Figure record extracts
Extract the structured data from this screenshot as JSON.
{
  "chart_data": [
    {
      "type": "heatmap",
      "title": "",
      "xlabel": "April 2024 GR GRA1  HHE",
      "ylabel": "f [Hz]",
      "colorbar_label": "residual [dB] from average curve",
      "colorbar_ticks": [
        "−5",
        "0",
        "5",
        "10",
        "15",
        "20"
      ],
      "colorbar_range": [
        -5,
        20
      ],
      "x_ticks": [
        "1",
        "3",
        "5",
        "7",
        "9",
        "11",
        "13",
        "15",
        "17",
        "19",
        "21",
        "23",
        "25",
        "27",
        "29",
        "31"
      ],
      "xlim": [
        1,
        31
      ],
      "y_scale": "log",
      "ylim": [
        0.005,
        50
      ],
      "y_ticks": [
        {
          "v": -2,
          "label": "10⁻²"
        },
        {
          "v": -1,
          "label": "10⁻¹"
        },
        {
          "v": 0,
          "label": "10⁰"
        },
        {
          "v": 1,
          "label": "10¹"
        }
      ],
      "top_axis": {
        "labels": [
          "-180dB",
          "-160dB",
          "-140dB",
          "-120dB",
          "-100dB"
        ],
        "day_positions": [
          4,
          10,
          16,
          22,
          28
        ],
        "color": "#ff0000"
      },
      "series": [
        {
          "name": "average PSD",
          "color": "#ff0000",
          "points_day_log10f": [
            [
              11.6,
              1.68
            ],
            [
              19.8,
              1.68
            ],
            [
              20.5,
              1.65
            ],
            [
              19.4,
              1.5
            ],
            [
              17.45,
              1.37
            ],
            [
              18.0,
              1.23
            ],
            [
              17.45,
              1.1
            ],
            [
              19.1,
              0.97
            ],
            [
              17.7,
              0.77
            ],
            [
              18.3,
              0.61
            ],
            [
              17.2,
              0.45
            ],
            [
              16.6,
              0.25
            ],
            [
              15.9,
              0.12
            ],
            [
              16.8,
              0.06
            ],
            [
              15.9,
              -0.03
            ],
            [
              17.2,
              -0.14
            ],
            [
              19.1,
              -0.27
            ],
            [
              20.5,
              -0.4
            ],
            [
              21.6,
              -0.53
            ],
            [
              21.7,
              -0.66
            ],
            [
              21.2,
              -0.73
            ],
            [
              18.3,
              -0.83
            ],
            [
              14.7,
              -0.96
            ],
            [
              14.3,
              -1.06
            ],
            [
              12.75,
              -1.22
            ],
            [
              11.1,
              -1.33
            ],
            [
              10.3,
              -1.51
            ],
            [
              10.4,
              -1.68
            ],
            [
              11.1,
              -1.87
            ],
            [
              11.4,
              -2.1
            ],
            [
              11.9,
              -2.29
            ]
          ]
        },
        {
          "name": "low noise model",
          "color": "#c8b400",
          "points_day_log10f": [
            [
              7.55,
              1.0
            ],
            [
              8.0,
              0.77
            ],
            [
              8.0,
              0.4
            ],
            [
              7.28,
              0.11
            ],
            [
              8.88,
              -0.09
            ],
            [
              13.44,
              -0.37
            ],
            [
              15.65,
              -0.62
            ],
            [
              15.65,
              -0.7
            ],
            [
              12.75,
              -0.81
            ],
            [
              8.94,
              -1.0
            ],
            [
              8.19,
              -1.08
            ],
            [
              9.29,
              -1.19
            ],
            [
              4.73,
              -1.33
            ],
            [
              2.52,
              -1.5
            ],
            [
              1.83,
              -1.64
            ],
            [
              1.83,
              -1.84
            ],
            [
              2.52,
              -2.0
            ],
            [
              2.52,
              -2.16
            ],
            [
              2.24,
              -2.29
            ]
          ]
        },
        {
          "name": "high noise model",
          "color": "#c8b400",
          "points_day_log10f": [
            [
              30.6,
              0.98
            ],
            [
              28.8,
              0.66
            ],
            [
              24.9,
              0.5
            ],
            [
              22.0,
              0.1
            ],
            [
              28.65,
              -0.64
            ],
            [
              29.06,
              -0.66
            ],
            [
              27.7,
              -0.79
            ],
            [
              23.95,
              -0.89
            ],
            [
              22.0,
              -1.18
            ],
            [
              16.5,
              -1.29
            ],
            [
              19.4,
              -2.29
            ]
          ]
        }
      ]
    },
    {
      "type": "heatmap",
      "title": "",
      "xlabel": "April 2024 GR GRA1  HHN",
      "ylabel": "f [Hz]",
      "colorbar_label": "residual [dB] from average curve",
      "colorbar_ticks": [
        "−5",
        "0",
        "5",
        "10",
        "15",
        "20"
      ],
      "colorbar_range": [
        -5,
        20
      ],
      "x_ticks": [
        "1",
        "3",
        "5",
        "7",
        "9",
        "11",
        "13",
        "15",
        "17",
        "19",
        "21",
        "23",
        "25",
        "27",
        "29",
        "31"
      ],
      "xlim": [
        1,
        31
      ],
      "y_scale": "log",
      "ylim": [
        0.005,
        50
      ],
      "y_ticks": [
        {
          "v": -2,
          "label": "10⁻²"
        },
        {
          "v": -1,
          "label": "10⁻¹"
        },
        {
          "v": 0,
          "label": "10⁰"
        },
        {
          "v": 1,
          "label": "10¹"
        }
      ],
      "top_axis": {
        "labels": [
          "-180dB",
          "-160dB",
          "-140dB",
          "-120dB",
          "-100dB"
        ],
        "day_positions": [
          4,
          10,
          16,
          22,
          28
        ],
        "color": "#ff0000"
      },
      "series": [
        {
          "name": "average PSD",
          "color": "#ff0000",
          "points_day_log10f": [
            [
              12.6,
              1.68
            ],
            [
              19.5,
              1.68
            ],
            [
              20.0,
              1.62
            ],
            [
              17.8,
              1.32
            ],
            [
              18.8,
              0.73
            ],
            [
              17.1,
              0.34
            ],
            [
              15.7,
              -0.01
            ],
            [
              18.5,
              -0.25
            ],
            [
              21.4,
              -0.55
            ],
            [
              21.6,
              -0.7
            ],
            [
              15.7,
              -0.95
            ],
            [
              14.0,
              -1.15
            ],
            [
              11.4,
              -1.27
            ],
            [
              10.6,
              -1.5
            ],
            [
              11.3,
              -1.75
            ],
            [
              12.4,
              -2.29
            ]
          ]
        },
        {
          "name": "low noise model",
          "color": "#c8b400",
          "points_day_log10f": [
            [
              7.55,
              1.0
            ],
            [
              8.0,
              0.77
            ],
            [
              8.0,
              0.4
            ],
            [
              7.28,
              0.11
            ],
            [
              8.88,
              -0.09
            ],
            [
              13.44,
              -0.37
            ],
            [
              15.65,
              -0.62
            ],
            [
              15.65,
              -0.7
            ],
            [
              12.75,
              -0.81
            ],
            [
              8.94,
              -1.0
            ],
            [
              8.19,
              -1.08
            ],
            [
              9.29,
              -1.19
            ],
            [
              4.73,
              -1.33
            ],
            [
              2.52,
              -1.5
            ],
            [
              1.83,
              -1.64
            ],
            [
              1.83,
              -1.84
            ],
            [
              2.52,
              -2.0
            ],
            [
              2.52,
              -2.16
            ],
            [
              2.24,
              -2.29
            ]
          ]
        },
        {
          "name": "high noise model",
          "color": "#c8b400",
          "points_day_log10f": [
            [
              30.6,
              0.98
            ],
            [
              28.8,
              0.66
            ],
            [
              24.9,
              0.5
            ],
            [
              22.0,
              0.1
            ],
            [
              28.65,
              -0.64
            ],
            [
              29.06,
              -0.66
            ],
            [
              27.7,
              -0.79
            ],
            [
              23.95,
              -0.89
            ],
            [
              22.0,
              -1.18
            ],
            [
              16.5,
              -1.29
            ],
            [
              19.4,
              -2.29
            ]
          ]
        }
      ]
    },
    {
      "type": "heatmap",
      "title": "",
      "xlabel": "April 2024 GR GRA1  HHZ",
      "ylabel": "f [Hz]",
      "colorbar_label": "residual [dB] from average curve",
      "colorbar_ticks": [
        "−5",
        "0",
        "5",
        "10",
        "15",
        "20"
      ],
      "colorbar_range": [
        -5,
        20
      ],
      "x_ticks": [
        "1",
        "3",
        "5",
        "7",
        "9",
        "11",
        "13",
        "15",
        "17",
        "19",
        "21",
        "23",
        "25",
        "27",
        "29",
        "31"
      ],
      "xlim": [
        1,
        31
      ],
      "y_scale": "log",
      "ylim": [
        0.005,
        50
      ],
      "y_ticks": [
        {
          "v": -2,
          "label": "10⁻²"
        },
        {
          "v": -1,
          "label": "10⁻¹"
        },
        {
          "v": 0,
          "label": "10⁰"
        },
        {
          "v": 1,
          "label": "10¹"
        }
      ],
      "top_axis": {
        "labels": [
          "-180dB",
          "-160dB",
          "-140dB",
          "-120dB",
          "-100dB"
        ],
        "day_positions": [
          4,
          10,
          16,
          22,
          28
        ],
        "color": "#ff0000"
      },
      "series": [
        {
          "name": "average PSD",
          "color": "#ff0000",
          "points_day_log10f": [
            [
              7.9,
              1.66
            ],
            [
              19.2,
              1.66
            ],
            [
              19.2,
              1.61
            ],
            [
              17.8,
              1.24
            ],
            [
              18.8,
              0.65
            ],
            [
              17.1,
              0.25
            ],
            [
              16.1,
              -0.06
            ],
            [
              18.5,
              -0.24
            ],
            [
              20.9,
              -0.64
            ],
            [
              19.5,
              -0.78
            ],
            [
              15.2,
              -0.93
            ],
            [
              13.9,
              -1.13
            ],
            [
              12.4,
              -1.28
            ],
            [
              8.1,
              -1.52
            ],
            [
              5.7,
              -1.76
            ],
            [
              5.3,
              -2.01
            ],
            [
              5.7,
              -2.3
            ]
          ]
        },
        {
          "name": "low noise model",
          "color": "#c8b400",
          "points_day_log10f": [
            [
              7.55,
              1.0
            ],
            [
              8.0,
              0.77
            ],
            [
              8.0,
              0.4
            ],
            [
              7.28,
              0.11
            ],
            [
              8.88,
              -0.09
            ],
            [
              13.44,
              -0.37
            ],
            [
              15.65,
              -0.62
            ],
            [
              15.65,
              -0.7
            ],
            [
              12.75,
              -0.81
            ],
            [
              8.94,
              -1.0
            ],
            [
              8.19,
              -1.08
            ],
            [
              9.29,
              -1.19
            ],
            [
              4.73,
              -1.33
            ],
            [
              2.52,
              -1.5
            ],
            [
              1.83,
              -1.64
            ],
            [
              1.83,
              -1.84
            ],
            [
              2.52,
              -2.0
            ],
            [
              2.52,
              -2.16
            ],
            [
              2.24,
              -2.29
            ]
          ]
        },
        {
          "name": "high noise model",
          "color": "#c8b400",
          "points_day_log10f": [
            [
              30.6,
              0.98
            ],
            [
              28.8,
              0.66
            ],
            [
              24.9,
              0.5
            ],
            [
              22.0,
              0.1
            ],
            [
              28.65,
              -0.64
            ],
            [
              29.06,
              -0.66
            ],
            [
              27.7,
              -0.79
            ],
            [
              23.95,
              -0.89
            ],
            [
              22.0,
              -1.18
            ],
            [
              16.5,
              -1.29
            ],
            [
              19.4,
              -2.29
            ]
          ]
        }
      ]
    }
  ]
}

### WRITTEN PROBLEM
Count the lines above that contain the word "xlabel". Give only the number.

### FULL RESPONSE
3